* [What needs to be done]
Set out every line bearing the string "this".

* [Supplied records]

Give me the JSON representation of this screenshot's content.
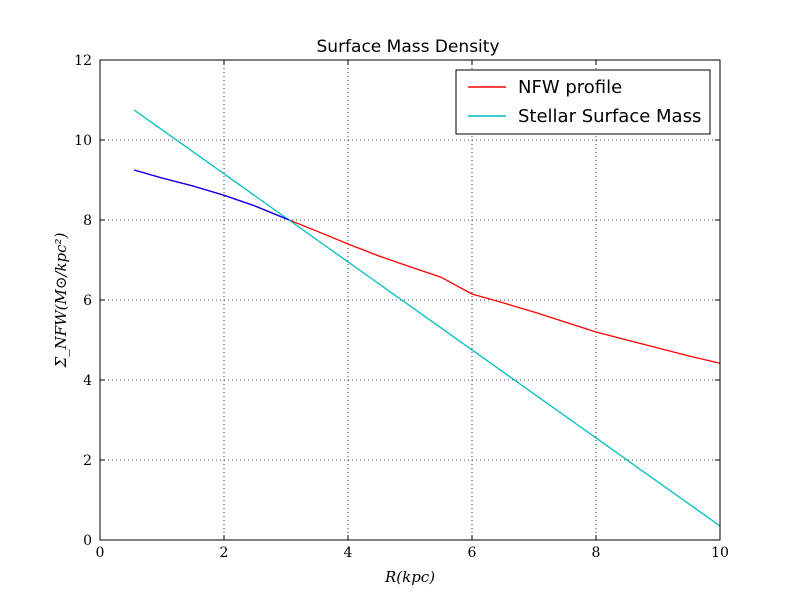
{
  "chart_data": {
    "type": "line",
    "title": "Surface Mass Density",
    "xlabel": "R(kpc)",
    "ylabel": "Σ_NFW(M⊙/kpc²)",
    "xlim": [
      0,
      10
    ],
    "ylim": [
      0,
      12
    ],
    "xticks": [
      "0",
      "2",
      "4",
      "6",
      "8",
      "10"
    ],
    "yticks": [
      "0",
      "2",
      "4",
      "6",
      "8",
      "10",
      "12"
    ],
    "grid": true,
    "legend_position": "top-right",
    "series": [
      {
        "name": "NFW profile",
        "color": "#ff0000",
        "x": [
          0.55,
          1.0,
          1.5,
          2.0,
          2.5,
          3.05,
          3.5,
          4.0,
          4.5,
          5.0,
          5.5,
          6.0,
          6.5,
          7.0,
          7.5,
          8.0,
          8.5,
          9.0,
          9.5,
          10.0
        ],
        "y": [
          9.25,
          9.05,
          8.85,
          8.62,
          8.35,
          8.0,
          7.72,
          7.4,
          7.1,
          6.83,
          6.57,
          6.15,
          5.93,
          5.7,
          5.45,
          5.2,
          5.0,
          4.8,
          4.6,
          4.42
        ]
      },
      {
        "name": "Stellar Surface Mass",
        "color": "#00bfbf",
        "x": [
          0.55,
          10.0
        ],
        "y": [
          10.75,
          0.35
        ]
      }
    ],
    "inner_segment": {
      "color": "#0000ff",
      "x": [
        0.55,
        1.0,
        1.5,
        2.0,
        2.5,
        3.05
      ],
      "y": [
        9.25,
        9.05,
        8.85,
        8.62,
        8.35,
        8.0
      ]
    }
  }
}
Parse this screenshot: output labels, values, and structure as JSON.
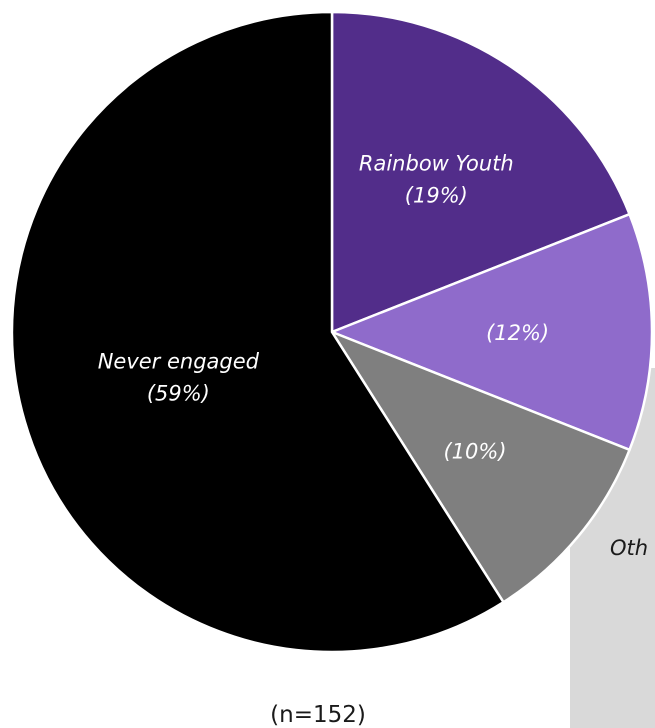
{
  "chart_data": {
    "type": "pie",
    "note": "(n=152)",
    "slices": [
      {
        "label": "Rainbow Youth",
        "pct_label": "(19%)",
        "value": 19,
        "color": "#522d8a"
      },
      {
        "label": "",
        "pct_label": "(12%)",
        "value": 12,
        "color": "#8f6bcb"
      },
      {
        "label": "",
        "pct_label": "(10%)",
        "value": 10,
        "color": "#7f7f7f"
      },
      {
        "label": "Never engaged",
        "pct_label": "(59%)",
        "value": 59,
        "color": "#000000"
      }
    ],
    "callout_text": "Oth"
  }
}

* [Task solution]
Give me the JSON representation of this screenshot's content.
Parse this screenshot: output labels, values, and structure as JSON.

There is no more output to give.